§ REQUIRED TASK: Set down every entry again word for word, please, but skip the pictures.

§ STORED RECORDS:
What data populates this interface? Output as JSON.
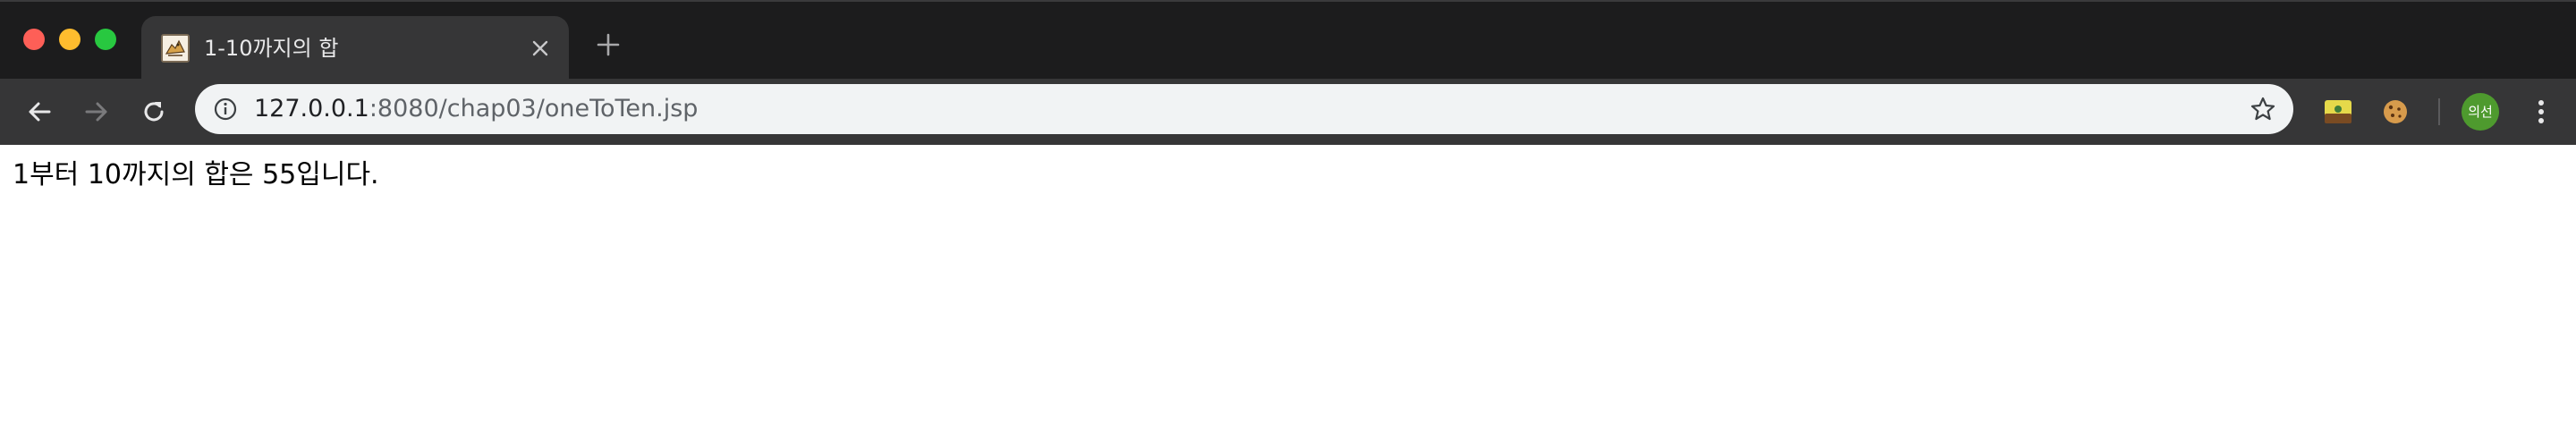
{
  "window": {
    "controls": {
      "close_color": "#fe5f57",
      "minimize_color": "#febc2e",
      "maximize_color": "#28c840"
    }
  },
  "tab": {
    "title": "1-10까지의 합",
    "favicon": "tomcat-favicon-icon",
    "close_icon": "close-icon"
  },
  "new_tab": {
    "icon": "plus-icon"
  },
  "toolbar": {
    "back_icon": "arrow-left-icon",
    "forward_icon": "arrow-right-icon",
    "reload_icon": "reload-icon",
    "extensions": [
      "extension-icon",
      "cookie-icon"
    ],
    "profile_avatar_label": "의선",
    "menu_icon": "more-vertical-icon"
  },
  "omnibox": {
    "info_icon": "info-icon",
    "url_host": "127.0.0.1",
    "url_rest": ":8080/chap03/oneToTen.jsp",
    "bookmark_icon": "star-icon"
  },
  "page": {
    "text": "1부터 10까지의 합은 55입니다."
  },
  "colors": {
    "tabstrip_bg": "#1c1c1d",
    "toolbar_bg": "#363637",
    "omnibox_bg": "#f1f3f4",
    "avatar_bg": "#4e9a2e"
  }
}
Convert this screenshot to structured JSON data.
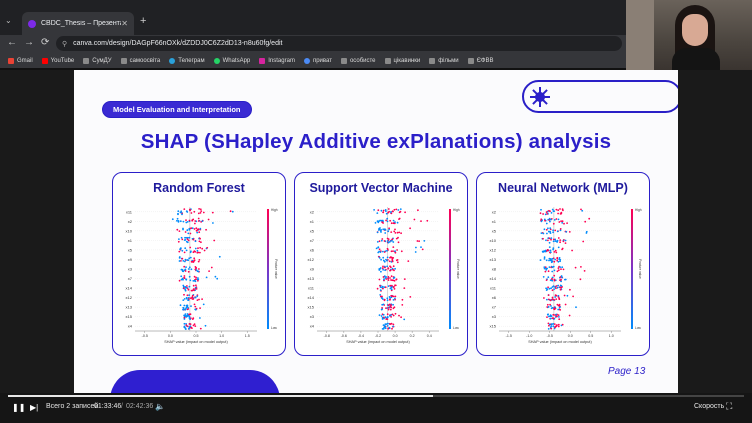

§ SOLUTION TO THIS EXERCISE:
What data populates this interface? Output as JSON.
{
  "window": {
    "controls": {
      "close_color": "#fe5f57",
      "minimize_color": "#febc2e",
      "maximize_color": "#28c840"
    }
  },
  "tab": {
    "title": "1-10까지의 합",
    "favicon": "tomcat-favicon-icon",
    "close_icon": "close-icon"
  },
  "new_tab": {
    "icon": "plus-icon"
  },
  "toolbar": {
    "back_icon": "arrow-left-icon",
    "forward_icon": "arrow-right-icon",
    "reload_icon": "reload-icon",
    "extensions": [
      "extension-icon",
      "cookie-icon"
    ],
    "profile_avatar_label": "의선",
    "menu_icon": "more-vertical-icon"
  },
  "omnibox": {
    "info_icon": "info-icon",
    "url_host": "127.0.0.1",
    "url_rest": ":8080/chap03/oneToTen.jsp",
    "bookmark_icon": "star-icon"
  },
  "page": {
    "text": "1부터 10까지의 합은 55입니다."
  },
  "colors": {
    "tabstrip_bg": "#1c1c1d",
    "toolbar_bg": "#363637",
    "omnibox_bg": "#f1f3f4",
    "avatar_bg": "#4e9a2e"
  }
}
Convert this screenshot to structured JSON data.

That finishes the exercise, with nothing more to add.